» JOB 1:
Translate this sentence from the passage on grief into French: "That said, always make sure you stay present or look to the future, rather than getting stuck in the past."
» JOB 2:
Reproduce the passage on grief word for word between "Often they think" and "need to know.", inclusive.

» EXTRACT PROVIDED:
########################################

Despite all the wonderful people around you, and the support you receive from them, you may find that friends, relatives and acquaintances can say some really stupid things when you suffer a loss. Remember, this is rarely deliberate.

Often they think they are helping, or they feel so uncomfortable because they don’t really know what to say, what they do end up saying comes out wrong! If this happens to you, give them the benefit of the doubt; their intentions were probably good, although their execution was poor. Don’t judge them too harshly or let what they said get to you. Besides, once they get home and realise what they said, they will probably feel bad enough for the both of you! You know what you know about how you feel, not how you are meant to feel, and that’s all you need to know.

People talk about being able to “manage the new normal” or “feeling the pain ease slightly every day”, but it’s a completely unique emotional road for each of us, so do what you feel is right for you.

That said, always make sure you stay present or look to the future, rather than getting stuck in the past.

########################################

» SUPPLIED ENTRIES:
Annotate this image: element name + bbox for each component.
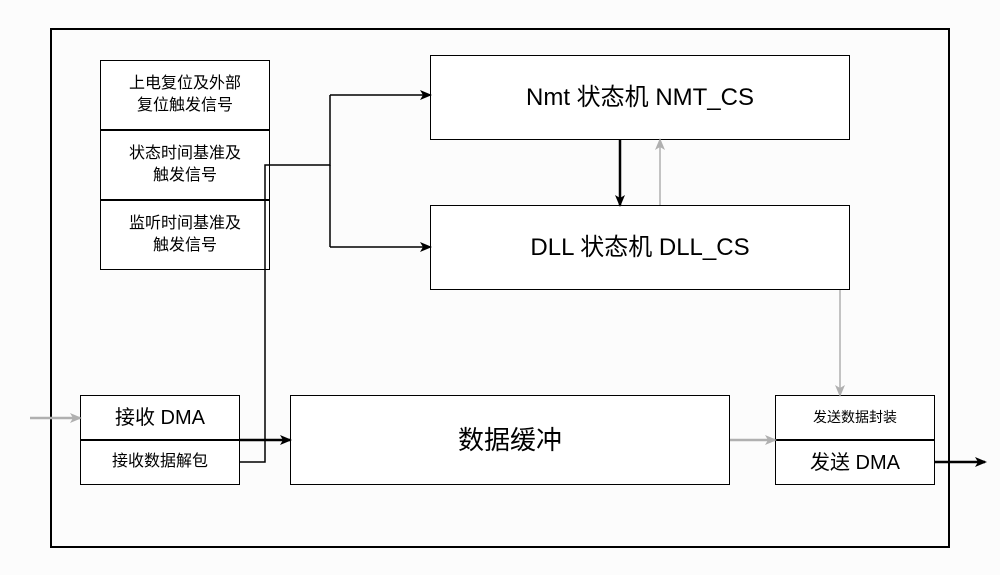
dll-label: DLL 状态机 DLL_CS (530, 231, 749, 265)
rxunpk-label: 接收数据解包 (112, 451, 208, 473)
box-rx-unpack: 接收数据解包 (80, 440, 240, 485)
signal1-line2: 复位触发信号 (137, 97, 233, 114)
box-signal-reset: 上电复位及外部 复位触发信号 (100, 60, 270, 130)
signal2-line1: 状态时间基准及 (129, 145, 241, 162)
diagram-canvas: 上电复位及外部 复位触发信号 状态时间基准及 触发信号 监听时间基准及 触发信号… (0, 0, 1000, 575)
box-tx-pack: 发送数据封装 (775, 395, 935, 440)
rxdma-label: 接收 DMA (115, 404, 205, 432)
box-rx-dma: 接收 DMA (80, 395, 240, 440)
txdma-label: 发送 DMA (810, 449, 900, 477)
box-dll-state-machine: DLL 状态机 DLL_CS (430, 205, 850, 290)
box-signal-listen-time: 监听时间基准及 触发信号 (100, 200, 270, 270)
box-data-buffer: 数据缓冲 (290, 395, 730, 485)
nmt-label: Nmt 状态机 NMT_CS (526, 81, 754, 115)
txpack-label: 发送数据封装 (813, 408, 897, 428)
box-nmt-state-machine: Nmt 状态机 NMT_CS (430, 55, 850, 140)
signal3-line1: 监听时间基准及 (129, 215, 241, 232)
buffer-label: 数据缓冲 (458, 422, 562, 458)
signal1-line1: 上电复位及外部 (129, 75, 241, 92)
signal3-line2: 触发信号 (153, 237, 217, 254)
signal2-line2: 触发信号 (153, 167, 217, 184)
box-signal-state-time: 状态时间基准及 触发信号 (100, 130, 270, 200)
box-tx-dma: 发送 DMA (775, 440, 935, 485)
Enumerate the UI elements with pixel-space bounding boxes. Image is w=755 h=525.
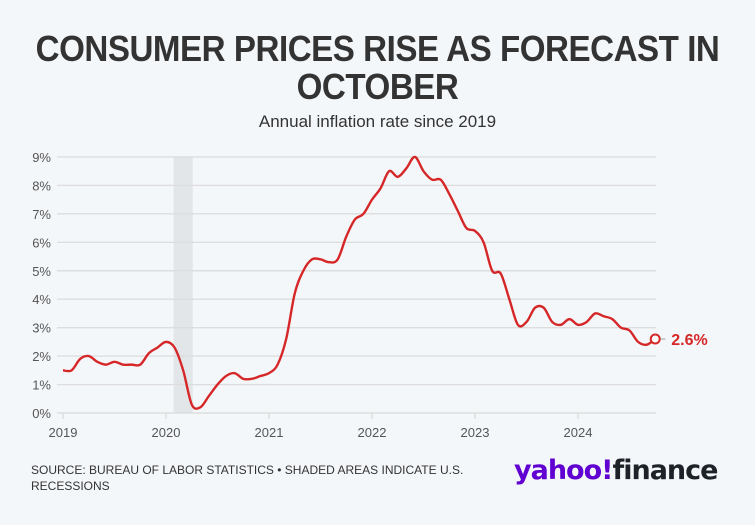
x-tick-label: 2022 [358, 425, 387, 440]
x-tick-label: 2020 [152, 425, 181, 440]
endpoint-value-label: 2.6% [671, 332, 707, 349]
logo-yahoo: yahoo! [514, 455, 613, 486]
yahoo-finance-logo: yahoo!finance [514, 455, 718, 486]
y-tick-label: 0% [32, 406, 51, 421]
x-tick-label: 2021 [255, 425, 284, 440]
inflation-chart: 0% 1% 2% 3% 4% 5% 6% 7% 8% 9% 2019 2020 2021 2022 202… [32, 150, 708, 440]
y-tick-label: 3% [32, 321, 51, 336]
source-note: SOURCE: BUREAU OF LABOR STATISTICS • SHA… [31, 463, 464, 493]
y-tick-label: 1% [32, 378, 51, 393]
x-tick-label: 2024 [564, 425, 593, 440]
x-tick-label: 2019 [49, 425, 78, 440]
recession-band [173, 156, 193, 413]
annotation-layer: 2.6% [649, 332, 708, 349]
x-tick-label: 2023 [461, 425, 490, 440]
series-layer [62, 155, 656, 410]
chart-title: CONSUMER PRICES RISE AS FORECAST IN OCTO… [35, 28, 720, 107]
y-tick-label: 5% [32, 264, 51, 279]
logo-finance: finance [612, 455, 718, 486]
y-tick-label: 4% [32, 292, 51, 307]
y-tick-label: 6% [32, 235, 51, 250]
y-tick-label: 9% [32, 150, 51, 165]
recession-shading-layer [173, 156, 193, 413]
chart-subtitle: Annual inflation rate since 2019 [258, 112, 497, 131]
y-axis-ticks: 0% 1% 2% 3% 4% 5% 6% 7% 8% 9% [32, 150, 51, 421]
series-line [62, 155, 656, 410]
endpoint-marker [649, 333, 661, 345]
y-tick-label: 7% [32, 207, 51, 222]
gridlines [57, 156, 656, 414]
y-tick-label: 8% [32, 178, 51, 193]
y-tick-label: 2% [32, 349, 51, 364]
x-axis-ticks: 2019 2020 2021 2022 2023 2024 [49, 413, 593, 440]
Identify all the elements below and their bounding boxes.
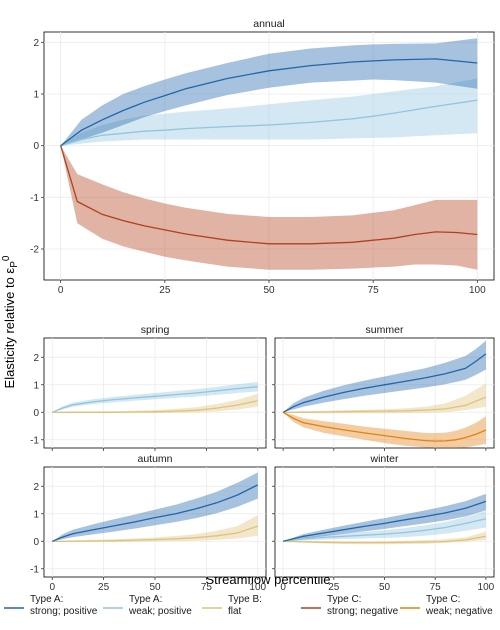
y-tick-label: 0: [33, 141, 39, 152]
legend-item-A_strong: Type A:strong; positive: [4, 594, 98, 617]
x-tick-label: 75: [201, 582, 213, 593]
line-B_flat: [283, 535, 487, 544]
panel-annual: annual -2 -1 0 1 2 0 25 50 75 100: [30, 18, 495, 296]
legend-label-line1: Type B:: [228, 594, 262, 605]
line-A_strong: [51, 484, 259, 542]
legend-label-line2: weak; negative: [425, 606, 493, 617]
x-tick-label: 25: [159, 285, 171, 296]
series-group-annual: [60, 38, 478, 270]
legend-label-line2: weak; positive: [128, 606, 192, 617]
ribbon-A_strong: [283, 493, 486, 542]
line-A_strong: [282, 500, 487, 542]
ribbon-B_flat: [283, 531, 486, 545]
legend-label-line1: Type A:: [30, 594, 63, 605]
series-group-autumn: [51, 472, 259, 543]
y-tick-label: 0: [33, 537, 39, 548]
y-tick-label: 0: [33, 408, 39, 419]
panel-title-autumn: autumn: [137, 453, 172, 465]
x-tick-label: 100: [469, 285, 486, 296]
y-tick-label: -1: [30, 193, 39, 204]
x-tick-label: 25: [98, 582, 110, 593]
panel-summer: summer: [272, 324, 495, 451]
y-tick-label: 2: [33, 482, 39, 493]
panel-spring: spring -1 0 1 2: [30, 324, 267, 451]
panel-title-spring: spring: [141, 324, 170, 336]
line-B_flat: [52, 400, 258, 413]
x-tick-label: 50: [263, 285, 275, 296]
x-tick-label: 75: [368, 285, 380, 296]
ribbon-A_weak: [283, 511, 486, 542]
legend-item-C_weak: Type C:weak; negative: [400, 594, 493, 617]
ribbon-A_strong: [52, 472, 258, 542]
panel-winter: winter 0 25 50 75 100: [272, 453, 495, 593]
x-tick-label: 50: [379, 582, 391, 593]
legend-label-line2: strong; positive: [30, 606, 98, 617]
y-tick-label: 2: [33, 353, 39, 364]
grid-annual: [44, 32, 494, 280]
ribbon-A_weak: [60, 78, 478, 146]
x-tick-label: 50: [149, 582, 161, 593]
legend-label-line1: Type C:: [426, 594, 460, 605]
x-tick-label: 25: [328, 582, 340, 593]
line-A_weak: [60, 99, 478, 147]
panel-title-winter: winter: [369, 453, 399, 465]
legend-label-line1: Type A:: [129, 594, 162, 605]
ribbon-B_flat: [283, 383, 486, 414]
ribbon-A_weak: [52, 382, 258, 413]
line-B_flat: [283, 396, 487, 413]
y-axis-title-sub: P: [9, 261, 20, 268]
grid-winter: [275, 467, 494, 577]
x-tick-label: 0: [49, 582, 55, 593]
series-group-winter: [282, 493, 487, 545]
panel-title-summer: summer: [366, 324, 404, 336]
line-A_weak: [283, 518, 487, 542]
legend-label-line2: strong; negative: [327, 606, 399, 617]
y-tick-label: 1: [33, 380, 39, 391]
legend-item-A_weak: Type A:weak; positive: [103, 594, 192, 617]
x-tick-label: 100: [249, 582, 266, 593]
line-B_flat: [52, 525, 259, 542]
y-axis-title-sup: 0: [1, 255, 12, 261]
series-group-summer: [282, 340, 487, 448]
panel-title-annual: annual: [253, 18, 285, 30]
ribbon-C_weak: [283, 412, 486, 448]
y-tick-label: 2: [33, 38, 39, 49]
line-A_strong: [60, 58, 478, 147]
y-axis-title-main: Elasticity relative to ε: [2, 268, 17, 389]
y-tick-label: 1: [33, 90, 39, 101]
legend-label-line2: flat: [228, 606, 242, 617]
legend-item-C_strong: Type C:strong; negative: [301, 594, 399, 617]
y-tick-label: -2: [30, 245, 39, 256]
y-axis-title: Elasticity relative to εP0: [1, 255, 20, 388]
x-tick-label: 0: [58, 285, 64, 296]
y-tick-label: -1: [30, 435, 39, 446]
line-A_weak: [51, 386, 258, 413]
ribbon-C_strong: [60, 145, 478, 270]
ribbon-B_flat: [52, 515, 258, 543]
legend-label-line1: Type C:: [327, 594, 361, 605]
line-A_strong: [282, 353, 487, 413]
line-C_weak: [282, 411, 487, 442]
panel-autumn: autumn -1 0 1 2 0 25 50 75 100: [30, 453, 266, 593]
y-tick-label: 1: [33, 509, 39, 520]
legend-item-B_flat: Type B:flat: [202, 594, 262, 617]
x-tick-label: 0: [280, 582, 286, 593]
x-tick-label: 75: [430, 582, 442, 593]
x-tick-label: 100: [478, 582, 495, 593]
ribbon-B_flat: [52, 393, 258, 414]
y-tick-label: -1: [30, 564, 39, 575]
line-C_strong: [60, 145, 478, 245]
ribbon-A_strong: [60, 38, 478, 146]
series-group-spring: [51, 382, 258, 414]
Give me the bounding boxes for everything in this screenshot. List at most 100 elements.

########################################

» FINISHED ANSWER 1:
Cela dit, veillez toujours à rester dans le présent ou à vous tourner vers l'avenir, plutôt que de rester bloqué dans le passé.

» FINISHED ANSWER 2:
Often they think they are helping, or they feel so uncomfortable because they don’t really know what to say, what they do end up saying comes out wrong! If this happens to you, give them the benefit of the doubt; their intentions were probably good, although their execution was poor. Don’t judge them too harshly or let what they said get to you. Besides, once they get home and realise what they said, they will probably feel bad enough for the both of you! You know what you know about how you feel, not how you are meant to feel, and that’s all you need to know.